>> BEGIN Source data
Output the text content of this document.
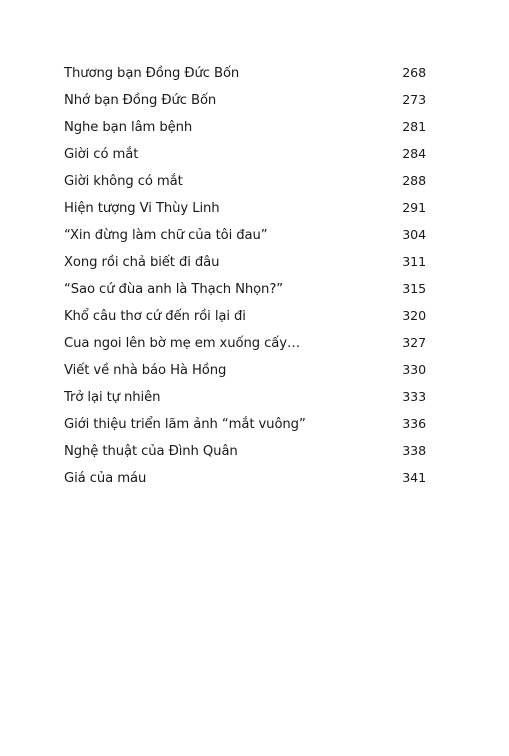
Thương bạn Đồng Đức Bốn	268
Nhớ bạn Đồng Đức Bốn	273
Nghe bạn lâm bệnh	281
Giời có mắt	284
Giời không có mắt	288
Hiện tượng Vi Thùy Linh	291
“Xin đừng làm chữ của tôi đau”	304
Xong rồi chả biết đi đâu	311
“Sao cứ đùa anh là Thạch Nhọn?”	315
Khổ câu thơ cứ đến rồi lại đi	320
Cua ngoi lên bờ mẹ em xuống cấy…	327
Viết về nhà báo Hà Hồng	330
Trở lại tự nhiên	333
Giới thiệu triển lãm ảnh “mắt vuông”	336
Nghệ thuật của Đình Quân	338
Giá của máu	341
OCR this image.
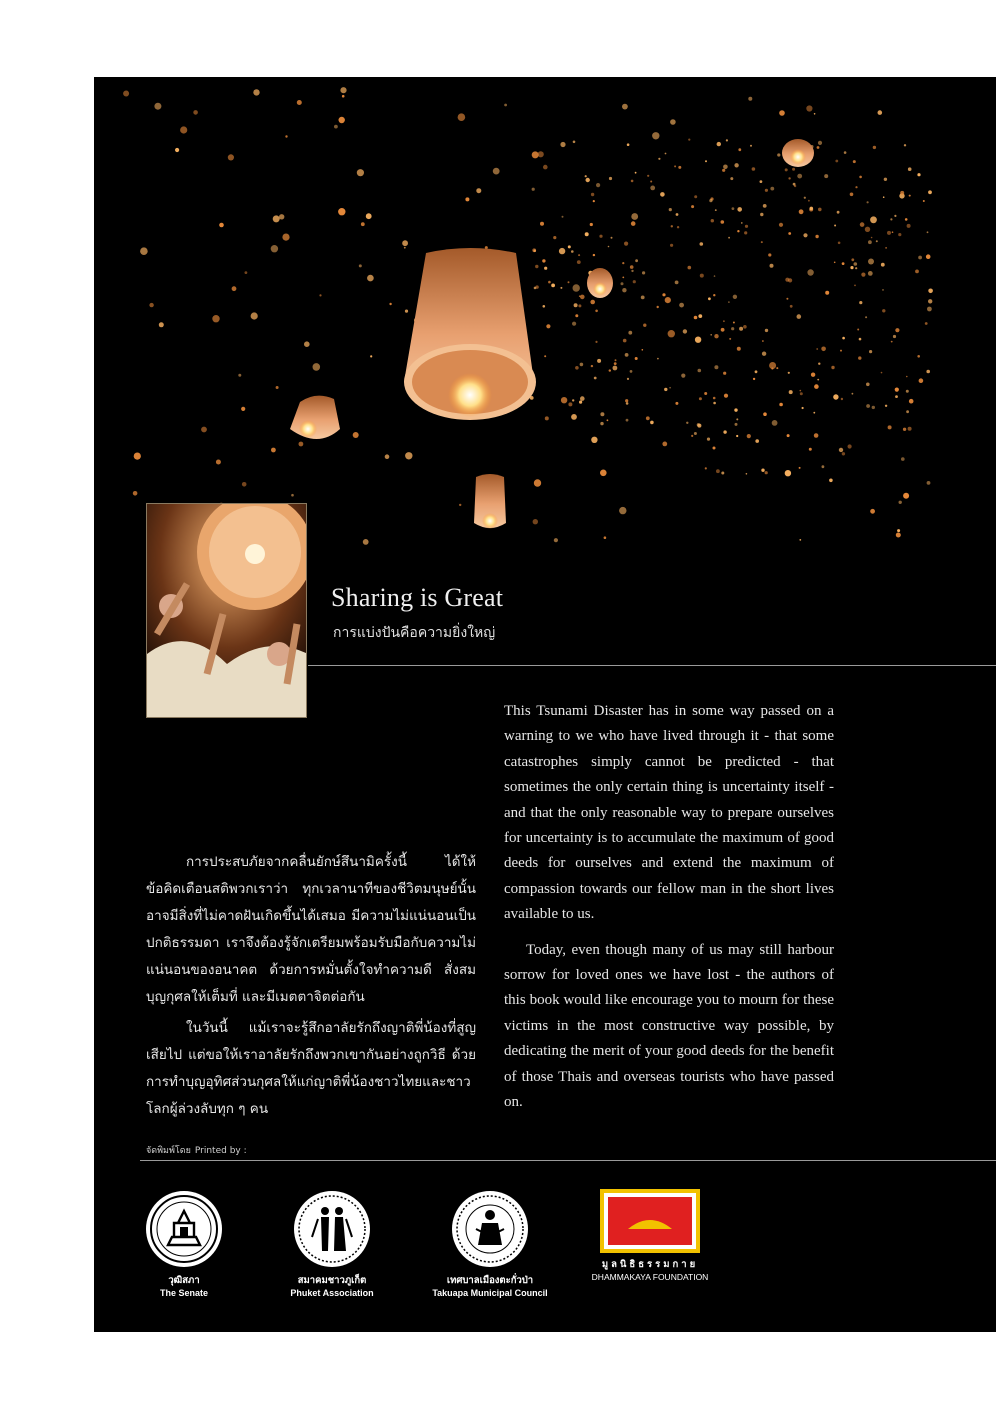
Sharing is Great
การแบ่งปันคือความยิ่งใหญ่

This Tsunami Disaster has in some way passed on a warning to we who have lived through it - that some catastrophes simply cannot be predicted - that sometimes the only certain thing is uncertainty itself - and that the only reasonable way to prepare ourselves for uncertainty is to accumulate the maximum of good deeds for ourselves and extend the maximum of compassion towards our fellow man in the short lives available to us.

Today, even though many of us may still harbour sorrow for loved ones we have lost - the authors of this book would like encourage you to mourn for these victims in the most constructive way possible, by dedicating the merit of your good deeds for the benefit of those Thais and overseas tourists who have passed on.

การประสบภัยจากคลื่นยักษ์สึนามิครั้งนี้ ได้ให้ข้อคิดเตือนสติพวกเราว่า ทุกเวลานาทีของชีวิตมนุษย์นั้น อาจมีสิ่งที่ไม่คาดฝันเกิดขึ้นได้เสมอ มีความไม่แน่นอนเป็นปกติธรรมดา เราจึงต้องรู้จักเตรียมพร้อมรับมือกับความไม่แน่นอนของอนาคต ด้วยการหมั่นตั้งใจทำความดี สั่งสมบุญกุศลให้เต็มที่ และมีเมตตาจิตต่อกัน

ในวันนี้ แม้เราจะรู้สึกอาลัยรักถึงญาติพี่น้องที่สูญเสียไป แต่ขอให้เราอาลัยรักถึงพวกเขากันอย่างถูกวิธี ด้วยการทำบุญอุทิศส่วนกุศลให้แก่ญาติพี่น้องชาวไทยและชาวโลกผู้ล่วงลับทุก ๆ คน

จัดพิมพ์โดย Printed by :
วุฒิสภา
The Senate
สมาคมชาวภูเก็ต
Phuket Association
เทศบาลเมืองตะกั่วป่า
Takuapa Municipal Council
มูลนิธิธรรมกาย
DHAMMAKAYA FOUNDATION
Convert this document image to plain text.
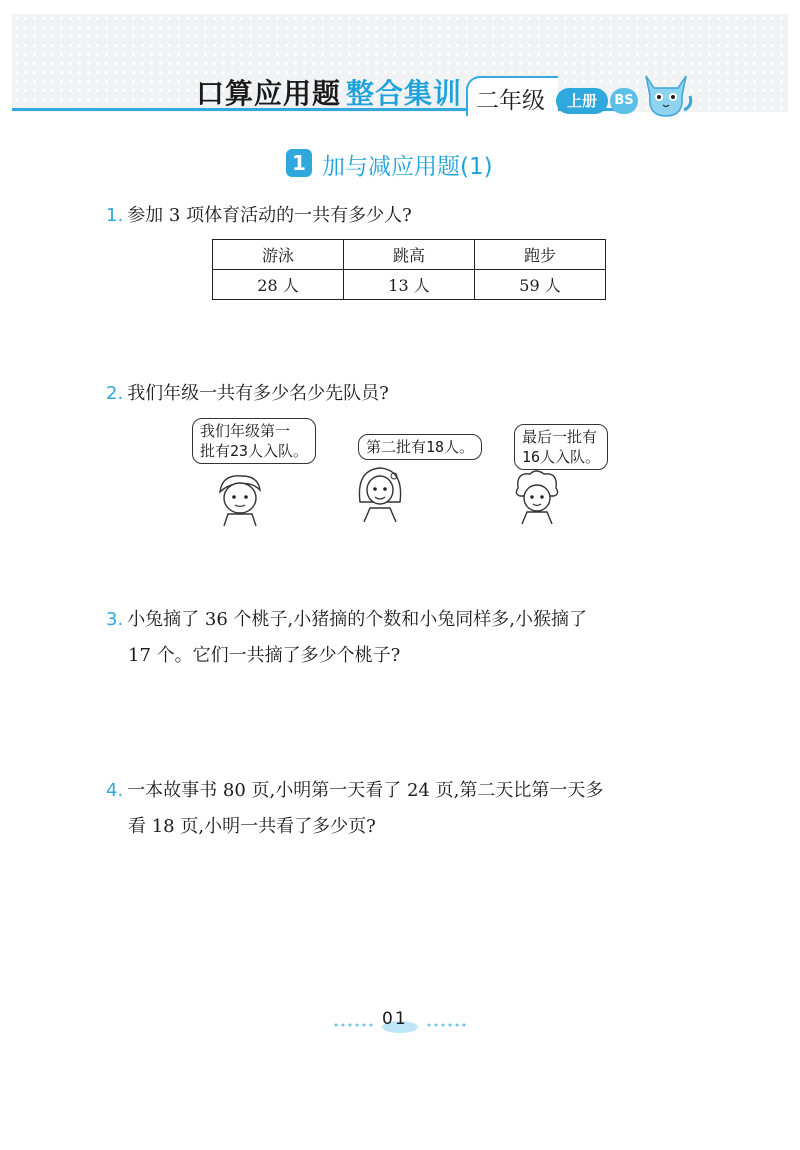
口算应用题 整合集训 二年级	上册	BS
1 加与减应用题(1)
1. 参加 3 项体育活动的一共有多少人?
游泳	跳高	跑步
28 人	13 人	59 人
2. 我们年级一共有多少名少先队员?
我们年级第一
批有23人入队。	第二批有18人。
最后一批有
16人入队。
3. 小兔摘了 36 个桃子,小猪摘的个数和小兔同样多,小猴摘了
17 个。它们一共摘了多少个桃子?
4. 一本故事书 80 页,小明第一天看了 24 页,第二天比第一天多
看 18 页,小明一共看了多少页?
01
>> END Source data
Filter the entries above down to the lines containing the word "text".

Output the text content of this document.
Convert this document image to plain text.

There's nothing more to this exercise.